# TASK TO COMPLETE
Filter the listing below, copying every line in which the word "text" appears.

# DATA IN THIS EXERCISE
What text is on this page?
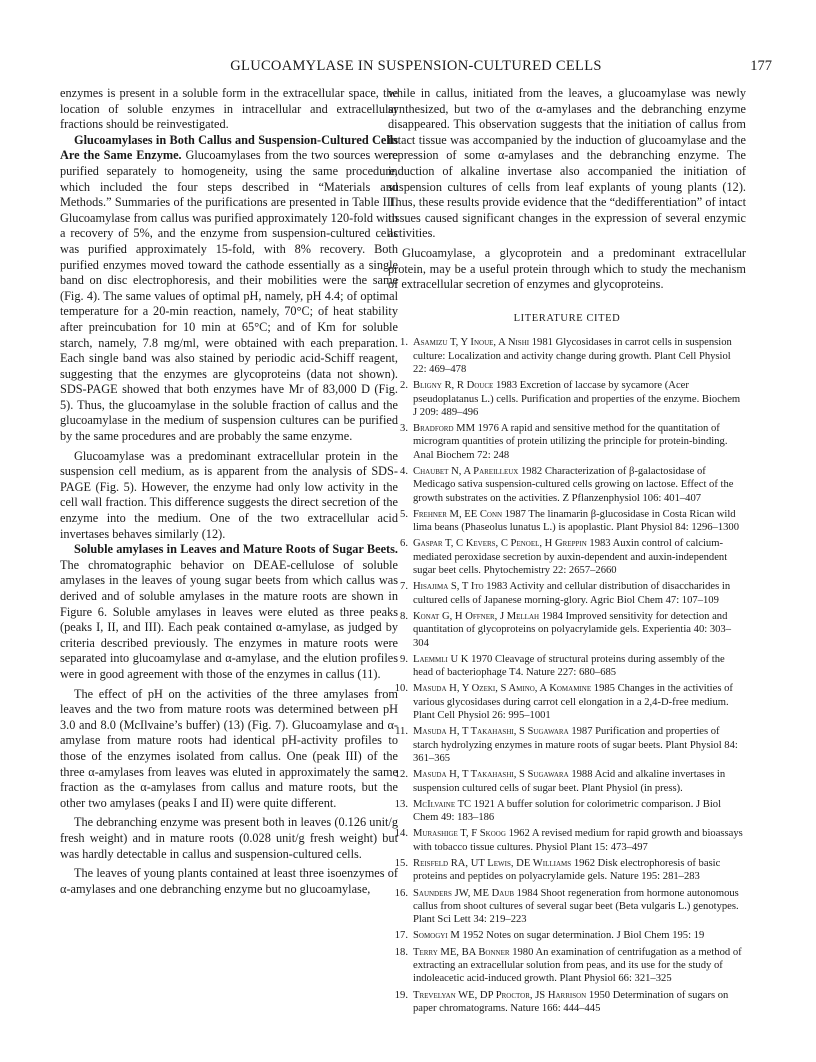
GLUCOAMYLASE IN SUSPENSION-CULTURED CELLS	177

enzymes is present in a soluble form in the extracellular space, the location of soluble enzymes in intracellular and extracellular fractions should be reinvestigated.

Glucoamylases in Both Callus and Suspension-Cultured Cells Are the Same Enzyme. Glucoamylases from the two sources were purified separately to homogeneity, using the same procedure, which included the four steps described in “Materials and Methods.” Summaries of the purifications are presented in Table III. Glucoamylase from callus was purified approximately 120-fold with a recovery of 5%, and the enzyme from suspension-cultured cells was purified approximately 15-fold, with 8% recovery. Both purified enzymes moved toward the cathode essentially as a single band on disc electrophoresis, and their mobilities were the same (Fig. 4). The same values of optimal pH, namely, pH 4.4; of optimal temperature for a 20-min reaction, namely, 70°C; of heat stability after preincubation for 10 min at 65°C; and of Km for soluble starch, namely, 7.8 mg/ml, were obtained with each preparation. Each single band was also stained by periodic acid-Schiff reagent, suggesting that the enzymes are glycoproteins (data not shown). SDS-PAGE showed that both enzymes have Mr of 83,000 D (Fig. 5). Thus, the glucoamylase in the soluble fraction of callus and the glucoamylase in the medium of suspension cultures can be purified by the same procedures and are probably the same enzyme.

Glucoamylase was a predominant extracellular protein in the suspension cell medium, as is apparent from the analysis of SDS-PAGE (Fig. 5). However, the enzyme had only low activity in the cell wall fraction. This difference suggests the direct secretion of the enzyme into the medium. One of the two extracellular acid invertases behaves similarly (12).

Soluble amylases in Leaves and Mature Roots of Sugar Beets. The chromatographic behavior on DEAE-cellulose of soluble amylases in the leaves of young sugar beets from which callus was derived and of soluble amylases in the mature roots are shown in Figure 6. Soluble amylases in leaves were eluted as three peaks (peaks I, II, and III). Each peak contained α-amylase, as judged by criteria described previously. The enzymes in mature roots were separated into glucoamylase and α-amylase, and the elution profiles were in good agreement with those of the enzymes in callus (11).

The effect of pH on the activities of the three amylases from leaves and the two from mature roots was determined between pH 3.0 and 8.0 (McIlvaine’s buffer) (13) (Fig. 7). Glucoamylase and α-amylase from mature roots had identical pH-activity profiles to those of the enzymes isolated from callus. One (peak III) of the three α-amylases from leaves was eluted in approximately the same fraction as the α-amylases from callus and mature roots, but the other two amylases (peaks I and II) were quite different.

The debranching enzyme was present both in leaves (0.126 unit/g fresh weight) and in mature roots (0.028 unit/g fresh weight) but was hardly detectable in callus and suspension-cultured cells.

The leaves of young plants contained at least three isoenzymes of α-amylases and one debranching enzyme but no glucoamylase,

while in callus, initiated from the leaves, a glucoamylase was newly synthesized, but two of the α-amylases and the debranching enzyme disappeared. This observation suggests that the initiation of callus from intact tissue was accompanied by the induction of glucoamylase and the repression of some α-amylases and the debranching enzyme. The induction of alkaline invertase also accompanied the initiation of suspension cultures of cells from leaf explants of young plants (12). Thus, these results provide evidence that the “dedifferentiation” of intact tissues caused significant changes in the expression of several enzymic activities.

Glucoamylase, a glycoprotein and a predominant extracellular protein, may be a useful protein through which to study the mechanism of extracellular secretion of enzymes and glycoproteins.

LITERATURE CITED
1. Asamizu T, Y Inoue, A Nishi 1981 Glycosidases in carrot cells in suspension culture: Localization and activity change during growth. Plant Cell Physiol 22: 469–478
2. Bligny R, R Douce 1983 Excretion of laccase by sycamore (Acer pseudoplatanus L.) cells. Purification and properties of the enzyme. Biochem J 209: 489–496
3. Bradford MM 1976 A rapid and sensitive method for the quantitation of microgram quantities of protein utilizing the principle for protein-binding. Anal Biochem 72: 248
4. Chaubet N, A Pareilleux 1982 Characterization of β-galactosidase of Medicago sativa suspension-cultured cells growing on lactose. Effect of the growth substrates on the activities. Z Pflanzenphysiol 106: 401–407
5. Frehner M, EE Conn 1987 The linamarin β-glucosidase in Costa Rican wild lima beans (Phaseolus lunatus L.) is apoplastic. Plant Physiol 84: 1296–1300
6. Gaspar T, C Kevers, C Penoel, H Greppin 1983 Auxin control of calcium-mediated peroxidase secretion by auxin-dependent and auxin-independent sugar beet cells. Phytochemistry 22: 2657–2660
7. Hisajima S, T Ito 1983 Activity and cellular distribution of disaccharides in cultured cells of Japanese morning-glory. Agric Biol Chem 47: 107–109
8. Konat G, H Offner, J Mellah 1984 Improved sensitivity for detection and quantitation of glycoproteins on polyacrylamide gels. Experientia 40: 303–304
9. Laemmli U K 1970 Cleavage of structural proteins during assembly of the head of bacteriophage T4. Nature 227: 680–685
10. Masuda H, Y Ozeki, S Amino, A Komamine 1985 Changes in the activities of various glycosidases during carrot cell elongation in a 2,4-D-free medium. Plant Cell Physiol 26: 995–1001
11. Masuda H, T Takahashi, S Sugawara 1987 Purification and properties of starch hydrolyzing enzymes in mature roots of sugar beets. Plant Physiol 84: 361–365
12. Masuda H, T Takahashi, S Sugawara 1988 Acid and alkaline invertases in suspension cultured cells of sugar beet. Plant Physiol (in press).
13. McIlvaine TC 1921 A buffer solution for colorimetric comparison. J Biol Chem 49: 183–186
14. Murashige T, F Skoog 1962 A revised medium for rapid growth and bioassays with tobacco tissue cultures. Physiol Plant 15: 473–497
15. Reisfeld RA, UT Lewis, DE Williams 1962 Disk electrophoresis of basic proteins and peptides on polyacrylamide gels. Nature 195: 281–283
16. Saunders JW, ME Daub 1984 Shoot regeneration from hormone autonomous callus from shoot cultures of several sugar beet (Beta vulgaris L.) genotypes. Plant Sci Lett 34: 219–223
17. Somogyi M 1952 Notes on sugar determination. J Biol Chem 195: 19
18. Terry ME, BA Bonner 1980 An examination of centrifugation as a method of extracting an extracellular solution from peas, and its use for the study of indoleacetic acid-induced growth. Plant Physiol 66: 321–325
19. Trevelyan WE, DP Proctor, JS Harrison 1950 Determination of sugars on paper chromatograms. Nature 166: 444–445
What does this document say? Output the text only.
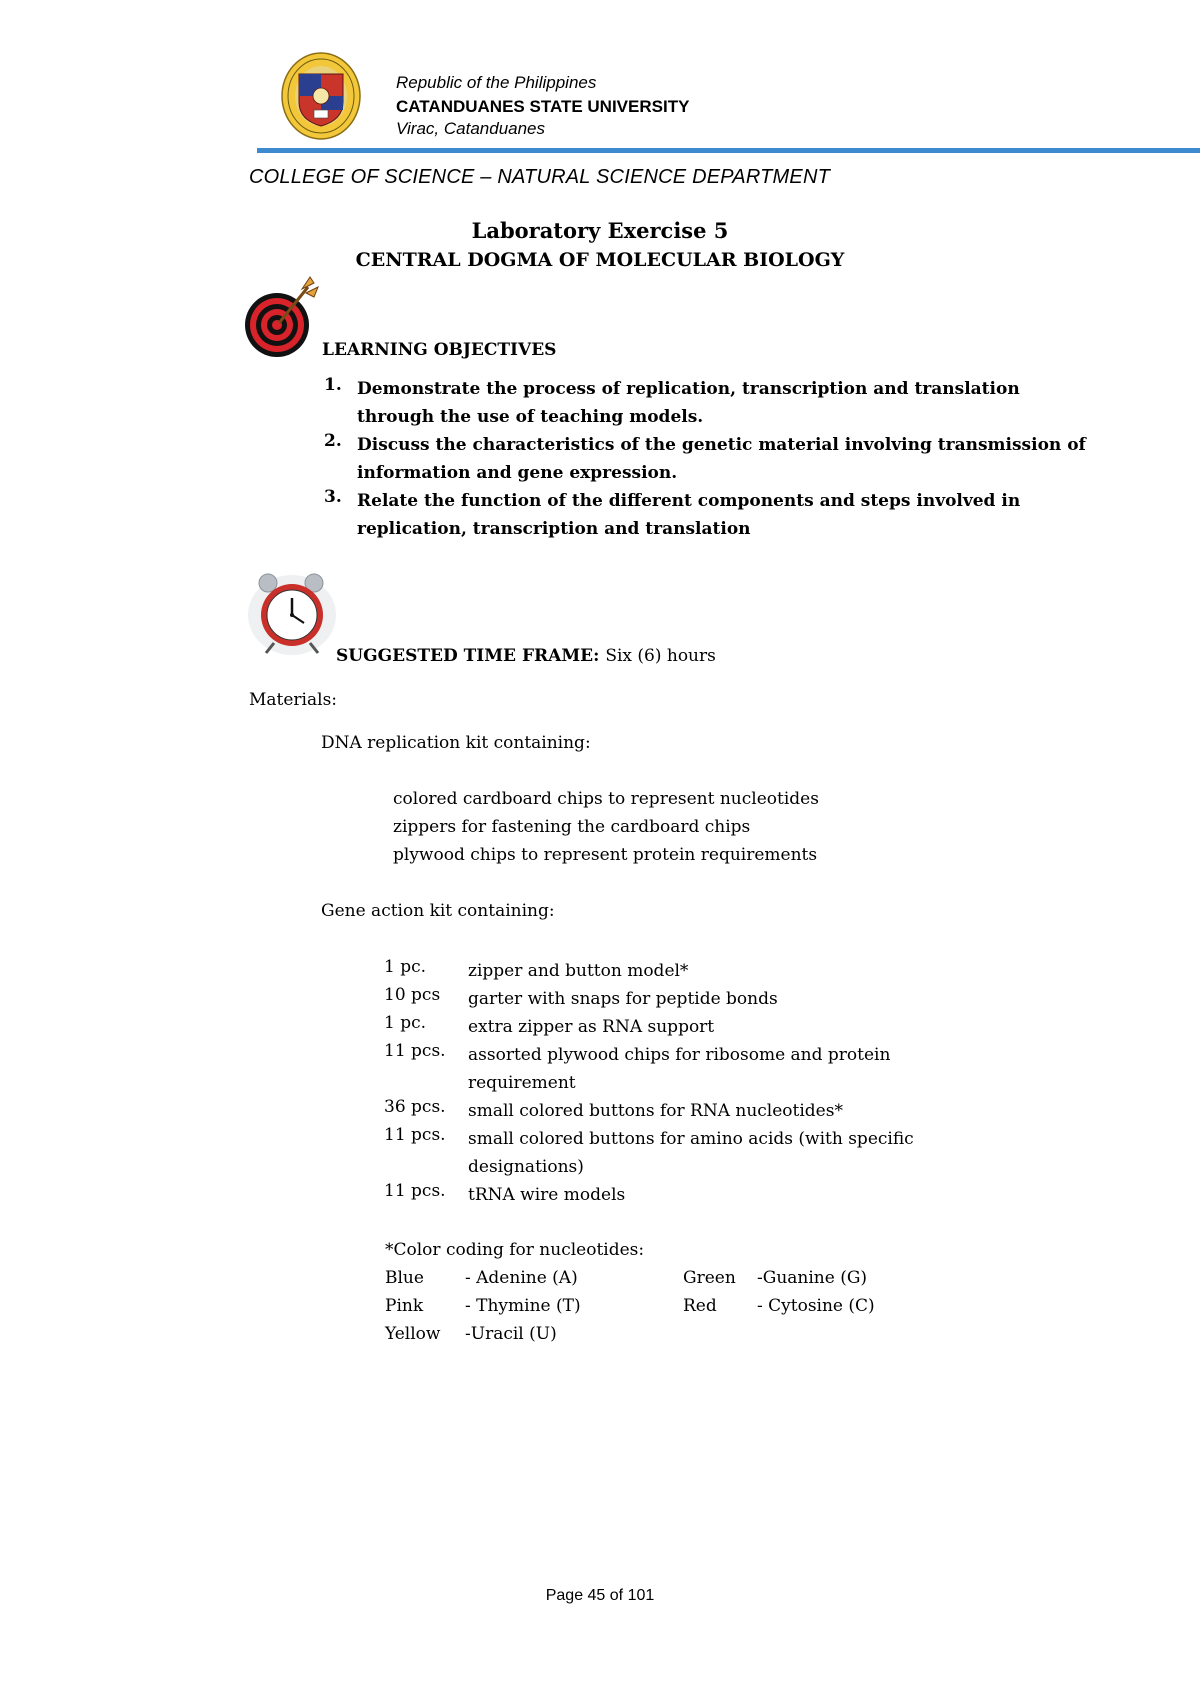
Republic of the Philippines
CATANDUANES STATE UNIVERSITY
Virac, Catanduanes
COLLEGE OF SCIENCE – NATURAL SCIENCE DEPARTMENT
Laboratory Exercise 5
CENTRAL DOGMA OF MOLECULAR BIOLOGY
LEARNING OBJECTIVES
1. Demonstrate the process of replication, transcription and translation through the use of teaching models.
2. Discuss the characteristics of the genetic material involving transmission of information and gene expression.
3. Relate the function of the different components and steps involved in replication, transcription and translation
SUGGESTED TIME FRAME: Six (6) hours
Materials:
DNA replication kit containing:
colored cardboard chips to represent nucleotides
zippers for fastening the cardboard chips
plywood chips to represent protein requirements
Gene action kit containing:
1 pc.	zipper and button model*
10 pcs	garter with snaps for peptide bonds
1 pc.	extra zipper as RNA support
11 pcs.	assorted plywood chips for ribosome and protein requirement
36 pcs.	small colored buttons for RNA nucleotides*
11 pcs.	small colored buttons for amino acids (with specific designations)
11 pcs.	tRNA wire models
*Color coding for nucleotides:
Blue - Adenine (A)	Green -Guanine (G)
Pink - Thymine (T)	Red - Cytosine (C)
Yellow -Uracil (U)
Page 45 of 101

# RESPONSE BELOW
What text is on this page?
What does this document say? Output the text only.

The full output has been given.